▼▼▼

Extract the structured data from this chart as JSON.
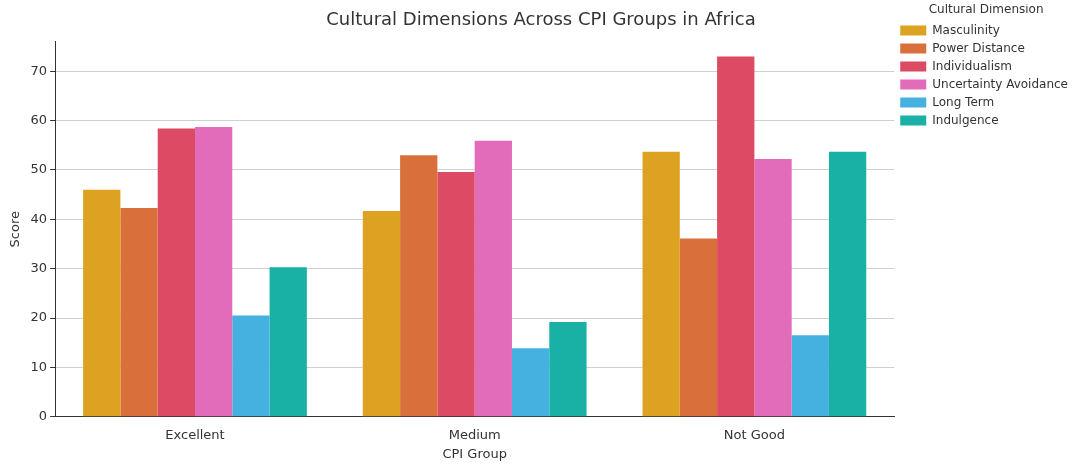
{
  "chart_data": {
    "type": "bar",
    "title": "Cultural Dimensions Across CPI Groups in Africa",
    "xlabel": "CPI Group",
    "ylabel": "Score",
    "legend_title": "Cultural Dimension",
    "categories": [
      "Excellent",
      "Medium",
      "Not Good"
    ],
    "series": [
      {
        "name": "Masculinity",
        "color": "#dea222",
        "values": [
          46.0,
          41.7,
          53.7
        ]
      },
      {
        "name": "Power Distance",
        "color": "#d9703b",
        "values": [
          42.3,
          53.0,
          36.1
        ]
      },
      {
        "name": "Individualism",
        "color": "#dc4a64",
        "values": [
          58.4,
          49.6,
          73.0
        ]
      },
      {
        "name": "Uncertainty Avoidance",
        "color": "#e36cba",
        "values": [
          58.7,
          55.9,
          52.2
        ]
      },
      {
        "name": "Long Term",
        "color": "#45b1e1",
        "values": [
          20.5,
          13.9,
          16.5
        ]
      },
      {
        "name": "Indulgence",
        "color": "#19b1a5",
        "values": [
          30.3,
          19.2,
          53.7
        ]
      }
    ],
    "ylim": [
      0,
      76
    ],
    "yticks": [
      0,
      10,
      20,
      30,
      40,
      50,
      60,
      70
    ],
    "grid": "y",
    "legend": "top right"
  }
}
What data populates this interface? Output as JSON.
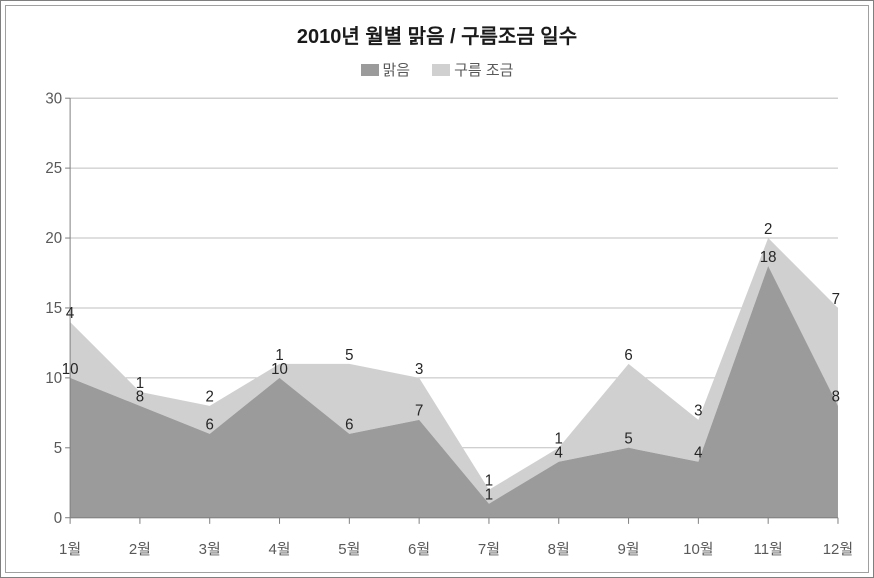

▲▲▲

▶ _Written task_: Without the pictures, return all the records precisely as they stand.

▶ _Output of the task_:
Extract the structured data from this chart as JSON.
{
  "chart_data": {
    "type": "bar",
    "title": "Cultural Dimensions Across CPI Groups in Africa",
    "xlabel": "CPI Group",
    "ylabel": "Score",
    "legend_title": "Cultural Dimension",
    "categories": [
      "Excellent",
      "Medium",
      "Not Good"
    ],
    "series": [
      {
        "name": "Masculinity",
        "color": "#dea222",
        "values": [
          46.0,
          41.7,
          53.7
        ]
      },
      {
        "name": "Power Distance",
        "color": "#d9703b",
        "values": [
          42.3,
          53.0,
          36.1
        ]
      },
      {
        "name": "Individualism",
        "color": "#dc4a64",
        "values": [
          58.4,
          49.6,
          73.0
        ]
      },
      {
        "name": "Uncertainty Avoidance",
        "color": "#e36cba",
        "values": [
          58.7,
          55.9,
          52.2
        ]
      },
      {
        "name": "Long Term",
        "color": "#45b1e1",
        "values": [
          20.5,
          13.9,
          16.5
        ]
      },
      {
        "name": "Indulgence",
        "color": "#19b1a5",
        "values": [
          30.3,
          19.2,
          53.7
        ]
      }
    ],
    "ylim": [
      0,
      76
    ],
    "yticks": [
      0,
      10,
      20,
      30,
      40,
      50,
      60,
      70
    ],
    "grid": "y",
    "legend": "top right"
  }
}
What data populates this interface? Output as JSON.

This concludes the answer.